**Instructions to follow**
Set down every entry again word for word, please, but skip the pictures.

(Data entries)
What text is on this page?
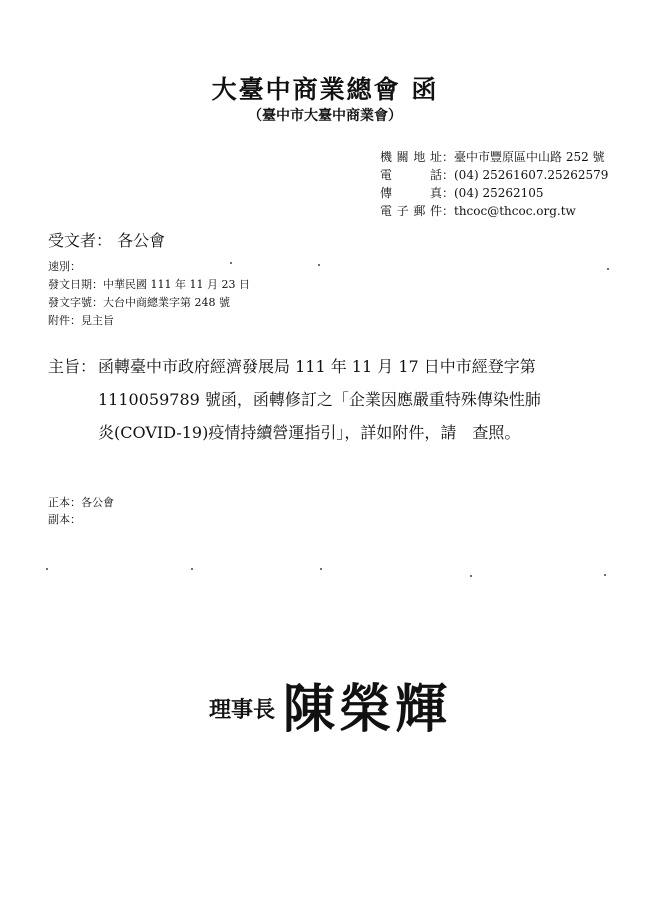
大臺中商業總會 函
（臺中市大臺中商業會）
機關地址：臺中市豐原區中山路 252 號
電話：(04) 25261607.25262579
傳真：(04) 25262105
電子郵件：thcoc@thcoc.org.tw
受文者： 各公會
速別：
發文日期：中華民國 111 年 11 月 23 日
發文字號：大台中商總業字第 248 號
附件：見主旨
主旨： 函轉臺中市政府經濟發展局 111 年 11 月 17 日中市經登字第
1110059789 號函，函轉修訂之「企業因應嚴重特殊傳染性肺
炎(COVID-19)疫情持續營運指引」，詳如附件，請　查照。
正本：各公會
副本：
理事長 陳榮輝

**Expected answer**
What text is on this page?
大臺中商業總會 函
（臺中市大臺中商業會）
機關地址：臺中市豐原區中山路 252 號
電話：(04) 25261607.25262579
傳真：(04) 25262105
電子郵件：thcoc@thcoc.org.tw
受文者： 各公會
速別：
發文日期：中華民國 111 年 11 月 23 日
發文字號：大台中商總業字第 248 號
附件：見主旨
主旨： 函轉臺中市政府經濟發展局 111 年 11 月 17 日中市經登字第
1110059789 號函，函轉修訂之「企業因應嚴重特殊傳染性肺
炎(COVID-19)疫情持續營運指引」，詳如附件，請　查照。
正本：各公會
副本：
理事長 陳榮輝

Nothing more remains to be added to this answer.